◆ DATA TO PROCESS ◆
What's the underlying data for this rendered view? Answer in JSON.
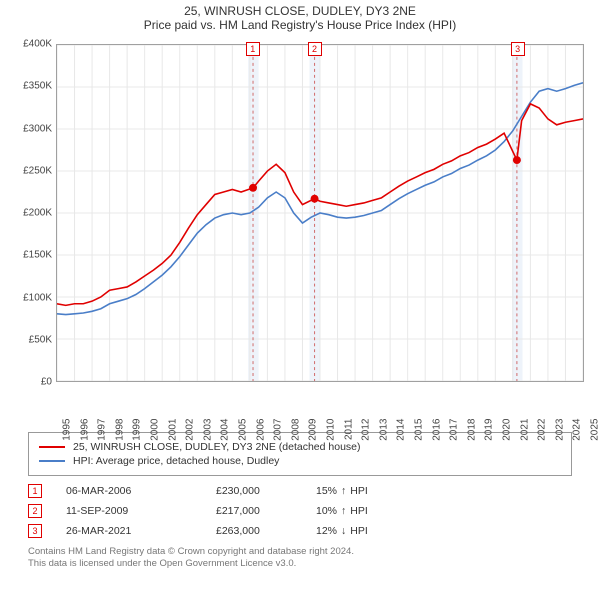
{
  "title": {
    "main": "25, WINRUSH CLOSE, DUDLEY, DY3 2NE",
    "sub": "Price paid vs. HM Land Registry's House Price Index (HPI)"
  },
  "chart": {
    "type": "line",
    "background_color": "#ffffff",
    "border_color": "#a0a0a0",
    "grid_color": "#e8e8e8",
    "label_fontsize": 10,
    "ylim": [
      0,
      400000
    ],
    "ytick_step": 50000,
    "ytick_labels": [
      "£0",
      "£50K",
      "£100K",
      "£150K",
      "£200K",
      "£250K",
      "£300K",
      "£350K",
      "£400K"
    ],
    "xlim": [
      1995,
      2025
    ],
    "xtick_labels": [
      "1995",
      "1996",
      "1997",
      "1998",
      "1999",
      "2000",
      "2001",
      "2002",
      "2003",
      "2004",
      "2005",
      "2006",
      "2007",
      "2008",
      "2009",
      "2010",
      "2011",
      "2012",
      "2013",
      "2014",
      "2015",
      "2016",
      "2017",
      "2018",
      "2019",
      "2020",
      "2021",
      "2022",
      "2023",
      "2024",
      "2025"
    ],
    "series": [
      {
        "name": "25, WINRUSH CLOSE, DUDLEY, DY3 2NE (detached house)",
        "color": "#e00000",
        "line_width": 1.6,
        "points": [
          [
            1995,
            92000
          ],
          [
            1995.5,
            90000
          ],
          [
            1996,
            92000
          ],
          [
            1996.5,
            92000
          ],
          [
            1997,
            95000
          ],
          [
            1997.5,
            100000
          ],
          [
            1998,
            108000
          ],
          [
            1998.5,
            110000
          ],
          [
            1999,
            112000
          ],
          [
            1999.5,
            118000
          ],
          [
            2000,
            125000
          ],
          [
            2000.5,
            132000
          ],
          [
            2001,
            140000
          ],
          [
            2001.5,
            150000
          ],
          [
            2002,
            165000
          ],
          [
            2002.5,
            182000
          ],
          [
            2003,
            198000
          ],
          [
            2003.5,
            210000
          ],
          [
            2004,
            222000
          ],
          [
            2004.5,
            225000
          ],
          [
            2005,
            228000
          ],
          [
            2005.5,
            225000
          ],
          [
            2006.18,
            230000
          ],
          [
            2006.5,
            238000
          ],
          [
            2007,
            250000
          ],
          [
            2007.5,
            258000
          ],
          [
            2008,
            248000
          ],
          [
            2008.5,
            225000
          ],
          [
            2009,
            210000
          ],
          [
            2009.69,
            217000
          ],
          [
            2010,
            214000
          ],
          [
            2010.5,
            212000
          ],
          [
            2011,
            210000
          ],
          [
            2011.5,
            208000
          ],
          [
            2012,
            210000
          ],
          [
            2012.5,
            212000
          ],
          [
            2013,
            215000
          ],
          [
            2013.5,
            218000
          ],
          [
            2014,
            225000
          ],
          [
            2014.5,
            232000
          ],
          [
            2015,
            238000
          ],
          [
            2015.5,
            243000
          ],
          [
            2016,
            248000
          ],
          [
            2016.5,
            252000
          ],
          [
            2017,
            258000
          ],
          [
            2017.5,
            262000
          ],
          [
            2018,
            268000
          ],
          [
            2018.5,
            272000
          ],
          [
            2019,
            278000
          ],
          [
            2019.5,
            282000
          ],
          [
            2020,
            288000
          ],
          [
            2020.5,
            295000
          ],
          [
            2021.23,
            263000
          ],
          [
            2021.5,
            310000
          ],
          [
            2022,
            330000
          ],
          [
            2022.5,
            325000
          ],
          [
            2023,
            312000
          ],
          [
            2023.5,
            305000
          ],
          [
            2024,
            308000
          ],
          [
            2024.5,
            310000
          ],
          [
            2025,
            312000
          ]
        ]
      },
      {
        "name": "HPI: Average price, detached house, Dudley",
        "color": "#4a7ec8",
        "line_width": 1.6,
        "points": [
          [
            1995,
            80000
          ],
          [
            1995.5,
            79000
          ],
          [
            1996,
            80000
          ],
          [
            1996.5,
            81000
          ],
          [
            1997,
            83000
          ],
          [
            1997.5,
            86000
          ],
          [
            1998,
            92000
          ],
          [
            1998.5,
            95000
          ],
          [
            1999,
            98000
          ],
          [
            1999.5,
            103000
          ],
          [
            2000,
            110000
          ],
          [
            2000.5,
            118000
          ],
          [
            2001,
            126000
          ],
          [
            2001.5,
            136000
          ],
          [
            2002,
            148000
          ],
          [
            2002.5,
            162000
          ],
          [
            2003,
            176000
          ],
          [
            2003.5,
            186000
          ],
          [
            2004,
            194000
          ],
          [
            2004.5,
            198000
          ],
          [
            2005,
            200000
          ],
          [
            2005.5,
            198000
          ],
          [
            2006,
            200000
          ],
          [
            2006.5,
            207000
          ],
          [
            2007,
            218000
          ],
          [
            2007.5,
            225000
          ],
          [
            2008,
            218000
          ],
          [
            2008.5,
            200000
          ],
          [
            2009,
            188000
          ],
          [
            2009.5,
            195000
          ],
          [
            2010,
            200000
          ],
          [
            2010.5,
            198000
          ],
          [
            2011,
            195000
          ],
          [
            2011.5,
            194000
          ],
          [
            2012,
            195000
          ],
          [
            2012.5,
            197000
          ],
          [
            2013,
            200000
          ],
          [
            2013.5,
            203000
          ],
          [
            2014,
            210000
          ],
          [
            2014.5,
            217000
          ],
          [
            2015,
            223000
          ],
          [
            2015.5,
            228000
          ],
          [
            2016,
            233000
          ],
          [
            2016.5,
            237000
          ],
          [
            2017,
            243000
          ],
          [
            2017.5,
            247000
          ],
          [
            2018,
            253000
          ],
          [
            2018.5,
            257000
          ],
          [
            2019,
            263000
          ],
          [
            2019.5,
            268000
          ],
          [
            2020,
            275000
          ],
          [
            2020.5,
            285000
          ],
          [
            2021,
            298000
          ],
          [
            2021.5,
            315000
          ],
          [
            2022,
            332000
          ],
          [
            2022.5,
            345000
          ],
          [
            2023,
            348000
          ],
          [
            2023.5,
            345000
          ],
          [
            2024,
            348000
          ],
          [
            2024.5,
            352000
          ],
          [
            2025,
            355000
          ]
        ]
      }
    ],
    "event_markers": [
      {
        "label": "1",
        "year": 2006.18,
        "price": 230000,
        "highlight_band": [
          2005.9,
          2006.5
        ],
        "band_color": "#eef3fa"
      },
      {
        "label": "2",
        "year": 2009.69,
        "price": 217000,
        "highlight_band": [
          2009.4,
          2010.0
        ],
        "band_color": "#eef3fa"
      },
      {
        "label": "3",
        "year": 2021.23,
        "price": 263000,
        "highlight_band": [
          2020.95,
          2021.55
        ],
        "band_color": "#eef3fa"
      }
    ],
    "marker_line_color": "#d06a6a",
    "marker_dot_color": "#e00000",
    "marker_dot_radius": 4
  },
  "legend": {
    "items": [
      {
        "color": "#e00000",
        "label": "25, WINRUSH CLOSE, DUDLEY, DY3 2NE (detached house)"
      },
      {
        "color": "#4a7ec8",
        "label": "HPI: Average price, detached house, Dudley"
      }
    ]
  },
  "sales": [
    {
      "marker": "1",
      "date": "06-MAR-2006",
      "price": "£230,000",
      "comparison": "15%",
      "arrow": "↑",
      "comp_label": "HPI"
    },
    {
      "marker": "2",
      "date": "11-SEP-2009",
      "price": "£217,000",
      "comparison": "10%",
      "arrow": "↑",
      "comp_label": "HPI"
    },
    {
      "marker": "3",
      "date": "26-MAR-2021",
      "price": "£263,000",
      "comparison": "12%",
      "arrow": "↓",
      "comp_label": "HPI"
    }
  ],
  "footnote": {
    "line1": "Contains HM Land Registry data © Crown copyright and database right 2024.",
    "line2": "This data is licensed under the Open Government Licence v3.0."
  }
}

◆ WHAT YOU NEED TO DO ◆
Retype each record exactly as it stands, but do not include the pictures.

◆ RESPONSE FOR THIS EXERCISE ◆
What's the underlying data for this rendered view? Answer in JSON.
{
  "title": {
    "main": "25, WINRUSH CLOSE, DUDLEY, DY3 2NE",
    "sub": "Price paid vs. HM Land Registry's House Price Index (HPI)"
  },
  "chart": {
    "type": "line",
    "background_color": "#ffffff",
    "border_color": "#a0a0a0",
    "grid_color": "#e8e8e8",
    "label_fontsize": 10,
    "ylim": [
      0,
      400000
    ],
    "ytick_step": 50000,
    "ytick_labels": [
      "£0",
      "£50K",
      "£100K",
      "£150K",
      "£200K",
      "£250K",
      "£300K",
      "£350K",
      "£400K"
    ],
    "xlim": [
      1995,
      2025
    ],
    "xtick_labels": [
      "1995",
      "1996",
      "1997",
      "1998",
      "1999",
      "2000",
      "2001",
      "2002",
      "2003",
      "2004",
      "2005",
      "2006",
      "2007",
      "2008",
      "2009",
      "2010",
      "2011",
      "2012",
      "2013",
      "2014",
      "2015",
      "2016",
      "2017",
      "2018",
      "2019",
      "2020",
      "2021",
      "2022",
      "2023",
      "2024",
      "2025"
    ],
    "series": [
      {
        "name": "25, WINRUSH CLOSE, DUDLEY, DY3 2NE (detached house)",
        "color": "#e00000",
        "line_width": 1.6,
        "points": [
          [
            1995,
            92000
          ],
          [
            1995.5,
            90000
          ],
          [
            1996,
            92000
          ],
          [
            1996.5,
            92000
          ],
          [
            1997,
            95000
          ],
          [
            1997.5,
            100000
          ],
          [
            1998,
            108000
          ],
          [
            1998.5,
            110000
          ],
          [
            1999,
            112000
          ],
          [
            1999.5,
            118000
          ],
          [
            2000,
            125000
          ],
          [
            2000.5,
            132000
          ],
          [
            2001,
            140000
          ],
          [
            2001.5,
            150000
          ],
          [
            2002,
            165000
          ],
          [
            2002.5,
            182000
          ],
          [
            2003,
            198000
          ],
          [
            2003.5,
            210000
          ],
          [
            2004,
            222000
          ],
          [
            2004.5,
            225000
          ],
          [
            2005,
            228000
          ],
          [
            2005.5,
            225000
          ],
          [
            2006.18,
            230000
          ],
          [
            2006.5,
            238000
          ],
          [
            2007,
            250000
          ],
          [
            2007.5,
            258000
          ],
          [
            2008,
            248000
          ],
          [
            2008.5,
            225000
          ],
          [
            2009,
            210000
          ],
          [
            2009.69,
            217000
          ],
          [
            2010,
            214000
          ],
          [
            2010.5,
            212000
          ],
          [
            2011,
            210000
          ],
          [
            2011.5,
            208000
          ],
          [
            2012,
            210000
          ],
          [
            2012.5,
            212000
          ],
          [
            2013,
            215000
          ],
          [
            2013.5,
            218000
          ],
          [
            2014,
            225000
          ],
          [
            2014.5,
            232000
          ],
          [
            2015,
            238000
          ],
          [
            2015.5,
            243000
          ],
          [
            2016,
            248000
          ],
          [
            2016.5,
            252000
          ],
          [
            2017,
            258000
          ],
          [
            2017.5,
            262000
          ],
          [
            2018,
            268000
          ],
          [
            2018.5,
            272000
          ],
          [
            2019,
            278000
          ],
          [
            2019.5,
            282000
          ],
          [
            2020,
            288000
          ],
          [
            2020.5,
            295000
          ],
          [
            2021.23,
            263000
          ],
          [
            2021.5,
            310000
          ],
          [
            2022,
            330000
          ],
          [
            2022.5,
            325000
          ],
          [
            2023,
            312000
          ],
          [
            2023.5,
            305000
          ],
          [
            2024,
            308000
          ],
          [
            2024.5,
            310000
          ],
          [
            2025,
            312000
          ]
        ]
      },
      {
        "name": "HPI: Average price, detached house, Dudley",
        "color": "#4a7ec8",
        "line_width": 1.6,
        "points": [
          [
            1995,
            80000
          ],
          [
            1995.5,
            79000
          ],
          [
            1996,
            80000
          ],
          [
            1996.5,
            81000
          ],
          [
            1997,
            83000
          ],
          [
            1997.5,
            86000
          ],
          [
            1998,
            92000
          ],
          [
            1998.5,
            95000
          ],
          [
            1999,
            98000
          ],
          [
            1999.5,
            103000
          ],
          [
            2000,
            110000
          ],
          [
            2000.5,
            118000
          ],
          [
            2001,
            126000
          ],
          [
            2001.5,
            136000
          ],
          [
            2002,
            148000
          ],
          [
            2002.5,
            162000
          ],
          [
            2003,
            176000
          ],
          [
            2003.5,
            186000
          ],
          [
            2004,
            194000
          ],
          [
            2004.5,
            198000
          ],
          [
            2005,
            200000
          ],
          [
            2005.5,
            198000
          ],
          [
            2006,
            200000
          ],
          [
            2006.5,
            207000
          ],
          [
            2007,
            218000
          ],
          [
            2007.5,
            225000
          ],
          [
            2008,
            218000
          ],
          [
            2008.5,
            200000
          ],
          [
            2009,
            188000
          ],
          [
            2009.5,
            195000
          ],
          [
            2010,
            200000
          ],
          [
            2010.5,
            198000
          ],
          [
            2011,
            195000
          ],
          [
            2011.5,
            194000
          ],
          [
            2012,
            195000
          ],
          [
            2012.5,
            197000
          ],
          [
            2013,
            200000
          ],
          [
            2013.5,
            203000
          ],
          [
            2014,
            210000
          ],
          [
            2014.5,
            217000
          ],
          [
            2015,
            223000
          ],
          [
            2015.5,
            228000
          ],
          [
            2016,
            233000
          ],
          [
            2016.5,
            237000
          ],
          [
            2017,
            243000
          ],
          [
            2017.5,
            247000
          ],
          [
            2018,
            253000
          ],
          [
            2018.5,
            257000
          ],
          [
            2019,
            263000
          ],
          [
            2019.5,
            268000
          ],
          [
            2020,
            275000
          ],
          [
            2020.5,
            285000
          ],
          [
            2021,
            298000
          ],
          [
            2021.5,
            315000
          ],
          [
            2022,
            332000
          ],
          [
            2022.5,
            345000
          ],
          [
            2023,
            348000
          ],
          [
            2023.5,
            345000
          ],
          [
            2024,
            348000
          ],
          [
            2024.5,
            352000
          ],
          [
            2025,
            355000
          ]
        ]
      }
    ],
    "event_markers": [
      {
        "label": "1",
        "year": 2006.18,
        "price": 230000,
        "highlight_band": [
          2005.9,
          2006.5
        ],
        "band_color": "#eef3fa"
      },
      {
        "label": "2",
        "year": 2009.69,
        "price": 217000,
        "highlight_band": [
          2009.4,
          2010.0
        ],
        "band_color": "#eef3fa"
      },
      {
        "label": "3",
        "year": 2021.23,
        "price": 263000,
        "highlight_band": [
          2020.95,
          2021.55
        ],
        "band_color": "#eef3fa"
      }
    ],
    "marker_line_color": "#d06a6a",
    "marker_dot_color": "#e00000",
    "marker_dot_radius": 4
  },
  "legend": {
    "items": [
      {
        "color": "#e00000",
        "label": "25, WINRUSH CLOSE, DUDLEY, DY3 2NE (detached house)"
      },
      {
        "color": "#4a7ec8",
        "label": "HPI: Average price, detached house, Dudley"
      }
    ]
  },
  "sales": [
    {
      "marker": "1",
      "date": "06-MAR-2006",
      "price": "£230,000",
      "comparison": "15%",
      "arrow": "↑",
      "comp_label": "HPI"
    },
    {
      "marker": "2",
      "date": "11-SEP-2009",
      "price": "£217,000",
      "comparison": "10%",
      "arrow": "↑",
      "comp_label": "HPI"
    },
    {
      "marker": "3",
      "date": "26-MAR-2021",
      "price": "£263,000",
      "comparison": "12%",
      "arrow": "↓",
      "comp_label": "HPI"
    }
  ],
  "footnote": {
    "line1": "Contains HM Land Registry data © Crown copyright and database right 2024.",
    "line2": "This data is licensed under the Open Government Licence v3.0."
  }
}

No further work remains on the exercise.